(Dataset listings of figures)
▼▼▼

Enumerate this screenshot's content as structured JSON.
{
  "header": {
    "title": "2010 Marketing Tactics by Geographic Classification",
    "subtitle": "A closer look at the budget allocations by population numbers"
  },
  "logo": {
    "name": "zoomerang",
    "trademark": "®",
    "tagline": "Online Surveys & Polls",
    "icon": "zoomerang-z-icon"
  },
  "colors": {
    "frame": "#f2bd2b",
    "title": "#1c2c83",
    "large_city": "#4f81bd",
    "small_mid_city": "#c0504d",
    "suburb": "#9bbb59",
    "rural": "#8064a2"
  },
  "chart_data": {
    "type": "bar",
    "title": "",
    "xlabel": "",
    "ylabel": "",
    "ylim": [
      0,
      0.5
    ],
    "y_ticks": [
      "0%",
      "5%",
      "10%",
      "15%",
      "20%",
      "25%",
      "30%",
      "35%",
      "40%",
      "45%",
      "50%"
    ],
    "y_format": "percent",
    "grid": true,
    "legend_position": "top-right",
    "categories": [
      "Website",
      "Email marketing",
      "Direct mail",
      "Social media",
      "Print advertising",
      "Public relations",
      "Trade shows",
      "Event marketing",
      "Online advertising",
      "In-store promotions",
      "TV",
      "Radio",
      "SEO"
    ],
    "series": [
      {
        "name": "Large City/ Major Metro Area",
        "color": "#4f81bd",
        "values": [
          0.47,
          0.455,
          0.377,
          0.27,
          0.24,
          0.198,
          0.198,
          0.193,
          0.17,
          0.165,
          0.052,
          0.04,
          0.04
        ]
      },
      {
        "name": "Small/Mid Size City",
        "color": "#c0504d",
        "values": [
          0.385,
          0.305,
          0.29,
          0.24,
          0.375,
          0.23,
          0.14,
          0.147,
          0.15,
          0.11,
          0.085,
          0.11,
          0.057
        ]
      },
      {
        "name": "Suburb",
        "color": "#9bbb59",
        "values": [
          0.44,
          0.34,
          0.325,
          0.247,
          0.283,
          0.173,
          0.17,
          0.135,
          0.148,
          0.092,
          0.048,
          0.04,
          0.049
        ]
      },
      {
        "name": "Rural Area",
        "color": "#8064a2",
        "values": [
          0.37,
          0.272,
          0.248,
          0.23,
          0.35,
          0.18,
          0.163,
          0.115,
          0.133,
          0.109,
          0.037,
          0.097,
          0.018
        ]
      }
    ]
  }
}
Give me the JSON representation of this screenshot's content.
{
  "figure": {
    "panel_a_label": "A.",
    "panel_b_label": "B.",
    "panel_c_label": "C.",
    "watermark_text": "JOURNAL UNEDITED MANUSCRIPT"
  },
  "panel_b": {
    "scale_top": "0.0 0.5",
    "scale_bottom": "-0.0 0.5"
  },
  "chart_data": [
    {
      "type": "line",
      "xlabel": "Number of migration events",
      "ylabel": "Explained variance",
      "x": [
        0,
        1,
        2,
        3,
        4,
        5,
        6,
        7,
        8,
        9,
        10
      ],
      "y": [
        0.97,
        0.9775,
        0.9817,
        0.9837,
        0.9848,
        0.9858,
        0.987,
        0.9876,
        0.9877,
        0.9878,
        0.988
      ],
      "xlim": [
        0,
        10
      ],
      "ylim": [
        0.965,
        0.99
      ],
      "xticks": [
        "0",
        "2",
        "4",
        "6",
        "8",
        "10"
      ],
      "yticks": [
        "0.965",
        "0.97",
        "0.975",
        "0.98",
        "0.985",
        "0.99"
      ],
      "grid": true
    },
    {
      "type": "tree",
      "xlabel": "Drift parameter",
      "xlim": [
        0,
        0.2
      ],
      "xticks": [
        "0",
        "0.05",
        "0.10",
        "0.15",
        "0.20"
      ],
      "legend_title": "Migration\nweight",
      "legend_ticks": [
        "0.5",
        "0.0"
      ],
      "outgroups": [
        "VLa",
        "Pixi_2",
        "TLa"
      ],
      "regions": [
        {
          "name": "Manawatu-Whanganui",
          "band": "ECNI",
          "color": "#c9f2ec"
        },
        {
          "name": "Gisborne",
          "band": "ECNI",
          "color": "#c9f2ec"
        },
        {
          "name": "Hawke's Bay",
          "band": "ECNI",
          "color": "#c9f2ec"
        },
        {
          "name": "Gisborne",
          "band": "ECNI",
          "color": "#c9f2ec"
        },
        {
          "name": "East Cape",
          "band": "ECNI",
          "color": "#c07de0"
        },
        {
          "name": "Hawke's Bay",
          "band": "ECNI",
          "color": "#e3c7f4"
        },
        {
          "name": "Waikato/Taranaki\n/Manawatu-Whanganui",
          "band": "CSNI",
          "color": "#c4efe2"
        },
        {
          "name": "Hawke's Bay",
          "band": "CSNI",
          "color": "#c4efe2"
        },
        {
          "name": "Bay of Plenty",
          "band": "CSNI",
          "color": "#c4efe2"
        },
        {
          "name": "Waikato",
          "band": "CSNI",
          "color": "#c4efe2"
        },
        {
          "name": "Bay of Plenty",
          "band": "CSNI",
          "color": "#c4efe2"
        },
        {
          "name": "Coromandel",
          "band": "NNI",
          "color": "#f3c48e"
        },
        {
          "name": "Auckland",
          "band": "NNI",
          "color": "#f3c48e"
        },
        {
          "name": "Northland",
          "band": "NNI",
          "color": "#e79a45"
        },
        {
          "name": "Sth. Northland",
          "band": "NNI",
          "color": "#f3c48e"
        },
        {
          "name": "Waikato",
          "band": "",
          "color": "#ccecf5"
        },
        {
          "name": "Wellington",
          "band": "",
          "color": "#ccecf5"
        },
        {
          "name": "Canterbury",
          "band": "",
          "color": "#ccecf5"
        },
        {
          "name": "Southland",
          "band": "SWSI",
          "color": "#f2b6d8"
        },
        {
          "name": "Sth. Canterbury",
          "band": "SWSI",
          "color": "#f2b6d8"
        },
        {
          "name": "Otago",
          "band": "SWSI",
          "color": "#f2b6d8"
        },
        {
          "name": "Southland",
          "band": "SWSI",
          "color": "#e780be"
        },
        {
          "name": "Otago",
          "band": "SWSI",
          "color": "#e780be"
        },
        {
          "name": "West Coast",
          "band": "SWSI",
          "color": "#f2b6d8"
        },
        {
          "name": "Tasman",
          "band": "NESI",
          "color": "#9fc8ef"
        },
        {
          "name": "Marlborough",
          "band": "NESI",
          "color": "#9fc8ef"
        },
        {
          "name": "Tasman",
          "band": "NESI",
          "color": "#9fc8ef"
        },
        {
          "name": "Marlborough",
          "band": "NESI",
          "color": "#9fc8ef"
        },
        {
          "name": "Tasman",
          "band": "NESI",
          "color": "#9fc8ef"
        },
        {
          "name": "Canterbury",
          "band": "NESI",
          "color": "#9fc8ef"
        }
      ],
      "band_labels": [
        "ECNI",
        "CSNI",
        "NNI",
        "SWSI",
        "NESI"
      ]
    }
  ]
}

▲▲▲

What the task requires: Copy all the entries verbatim.

Complete response:
Enumerate this screenshot's content as structured JSON.
{
  "header": {
    "title": "2010 Marketing Tactics by Geographic Classification",
    "subtitle": "A closer look at the budget allocations by population numbers"
  },
  "logo": {
    "name": "zoomerang",
    "trademark": "®",
    "tagline": "Online Surveys & Polls",
    "icon": "zoomerang-z-icon"
  },
  "colors": {
    "frame": "#f2bd2b",
    "title": "#1c2c83",
    "large_city": "#4f81bd",
    "small_mid_city": "#c0504d",
    "suburb": "#9bbb59",
    "rural": "#8064a2"
  },
  "chart_data": {
    "type": "bar",
    "title": "",
    "xlabel": "",
    "ylabel": "",
    "ylim": [
      0,
      0.5
    ],
    "y_ticks": [
      "0%",
      "5%",
      "10%",
      "15%",
      "20%",
      "25%",
      "30%",
      "35%",
      "40%",
      "45%",
      "50%"
    ],
    "y_format": "percent",
    "grid": true,
    "legend_position": "top-right",
    "categories": [
      "Website",
      "Email marketing",
      "Direct mail",
      "Social media",
      "Print advertising",
      "Public relations",
      "Trade shows",
      "Event marketing",
      "Online advertising",
      "In-store promotions",
      "TV",
      "Radio",
      "SEO"
    ],
    "series": [
      {
        "name": "Large City/ Major Metro Area",
        "color": "#4f81bd",
        "values": [
          0.47,
          0.455,
          0.377,
          0.27,
          0.24,
          0.198,
          0.198,
          0.193,
          0.17,
          0.165,
          0.052,
          0.04,
          0.04
        ]
      },
      {
        "name": "Small/Mid Size City",
        "color": "#c0504d",
        "values": [
          0.385,
          0.305,
          0.29,
          0.24,
          0.375,
          0.23,
          0.14,
          0.147,
          0.15,
          0.11,
          0.085,
          0.11,
          0.057
        ]
      },
      {
        "name": "Suburb",
        "color": "#9bbb59",
        "values": [
          0.44,
          0.34,
          0.325,
          0.247,
          0.283,
          0.173,
          0.17,
          0.135,
          0.148,
          0.092,
          0.048,
          0.04,
          0.049
        ]
      },
      {
        "name": "Rural Area",
        "color": "#8064a2",
        "values": [
          0.37,
          0.272,
          0.248,
          0.23,
          0.35,
          0.18,
          0.163,
          0.115,
          0.133,
          0.109,
          0.037,
          0.097,
          0.018
        ]
      }
    ]
  }
}
Give me the JSON representation of this screenshot's content.
{
  "figure": {
    "panel_a_label": "A.",
    "panel_b_label": "B.",
    "panel_c_label": "C.",
    "watermark_text": "JOURNAL UNEDITED MANUSCRIPT"
  },
  "panel_b": {
    "scale_top": "0.0 0.5",
    "scale_bottom": "-0.0 0.5"
  },
  "chart_data": [
    {
      "type": "line",
      "xlabel": "Number of migration events",
      "ylabel": "Explained variance",
      "x": [
        0,
        1,
        2,
        3,
        4,
        5,
        6,
        7,
        8,
        9,
        10
      ],
      "y": [
        0.97,
        0.9775,
        0.9817,
        0.9837,
        0.9848,
        0.9858,
        0.987,
        0.9876,
        0.9877,
        0.9878,
        0.988
      ],
      "xlim": [
        0,
        10
      ],
      "ylim": [
        0.965,
        0.99
      ],
      "xticks": [
        "0",
        "2",
        "4",
        "6",
        "8",
        "10"
      ],
      "yticks": [
        "0.965",
        "0.97",
        "0.975",
        "0.98",
        "0.985",
        "0.99"
      ],
      "grid": true
    },
    {
      "type": "tree",
      "xlabel": "Drift parameter",
      "xlim": [
        0,
        0.2
      ],
      "xticks": [
        "0",
        "0.05",
        "0.10",
        "0.15",
        "0.20"
      ],
      "legend_title": "Migration\nweight",
      "legend_ticks": [
        "0.5",
        "0.0"
      ],
      "outgroups": [
        "VLa",
        "Pixi_2",
        "TLa"
      ],
      "regions": [
        {
          "name": "Manawatu-Whanganui",
          "band": "ECNI",
          "color": "#c9f2ec"
        },
        {
          "name": "Gisborne",
          "band": "ECNI",
          "color": "#c9f2ec"
        },
        {
          "name": "Hawke's Bay",
          "band": "ECNI",
          "color": "#c9f2ec"
        },
        {
          "name": "Gisborne",
          "band": "ECNI",
          "color": "#c9f2ec"
        },
        {
          "name": "East Cape",
          "band": "ECNI",
          "color": "#c07de0"
        },
        {
          "name": "Hawke's Bay",
          "band": "ECNI",
          "color": "#e3c7f4"
        },
        {
          "name": "Waikato/Taranaki\n/Manawatu-Whanganui",
          "band": "CSNI",
          "color": "#c4efe2"
        },
        {
          "name": "Hawke's Bay",
          "band": "CSNI",
          "color": "#c4efe2"
        },
        {
          "name": "Bay of Plenty",
          "band": "CSNI",
          "color": "#c4efe2"
        },
        {
          "name": "Waikato",
          "band": "CSNI",
          "color": "#c4efe2"
        },
        {
          "name": "Bay of Plenty",
          "band": "CSNI",
          "color": "#c4efe2"
        },
        {
          "name": "Coromandel",
          "band": "NNI",
          "color": "#f3c48e"
        },
        {
          "name": "Auckland",
          "band": "NNI",
          "color": "#f3c48e"
        },
        {
          "name": "Northland",
          "band": "NNI",
          "color": "#e79a45"
        },
        {
          "name": "Sth. Northland",
          "band": "NNI",
          "color": "#f3c48e"
        },
        {
          "name": "Waikato",
          "band": "",
          "color": "#ccecf5"
        },
        {
          "name": "Wellington",
          "band": "",
          "color": "#ccecf5"
        },
        {
          "name": "Canterbury",
          "band": "",
          "color": "#ccecf5"
        },
        {
          "name": "Southland",
          "band": "SWSI",
          "color": "#f2b6d8"
        },
        {
          "name": "Sth. Canterbury",
          "band": "SWSI",
          "color": "#f2b6d8"
        },
        {
          "name": "Otago",
          "band": "SWSI",
          "color": "#f2b6d8"
        },
        {
          "name": "Southland",
          "band": "SWSI",
          "color": "#e780be"
        },
        {
          "name": "Otago",
          "band": "SWSI",
          "color": "#e780be"
        },
        {
          "name": "West Coast",
          "band": "SWSI",
          "color": "#f2b6d8"
        },
        {
          "name": "Tasman",
          "band": "NESI",
          "color": "#9fc8ef"
        },
        {
          "name": "Marlborough",
          "band": "NESI",
          "color": "#9fc8ef"
        },
        {
          "name": "Tasman",
          "band": "NESI",
          "color": "#9fc8ef"
        },
        {
          "name": "Marlborough",
          "band": "NESI",
          "color": "#9fc8ef"
        },
        {
          "name": "Tasman",
          "band": "NESI",
          "color": "#9fc8ef"
        },
        {
          "name": "Canterbury",
          "band": "NESI",
          "color": "#9fc8ef"
        }
      ],
      "band_labels": [
        "ECNI",
        "CSNI",
        "NNI",
        "SWSI",
        "NESI"
      ]
    }
  ]
}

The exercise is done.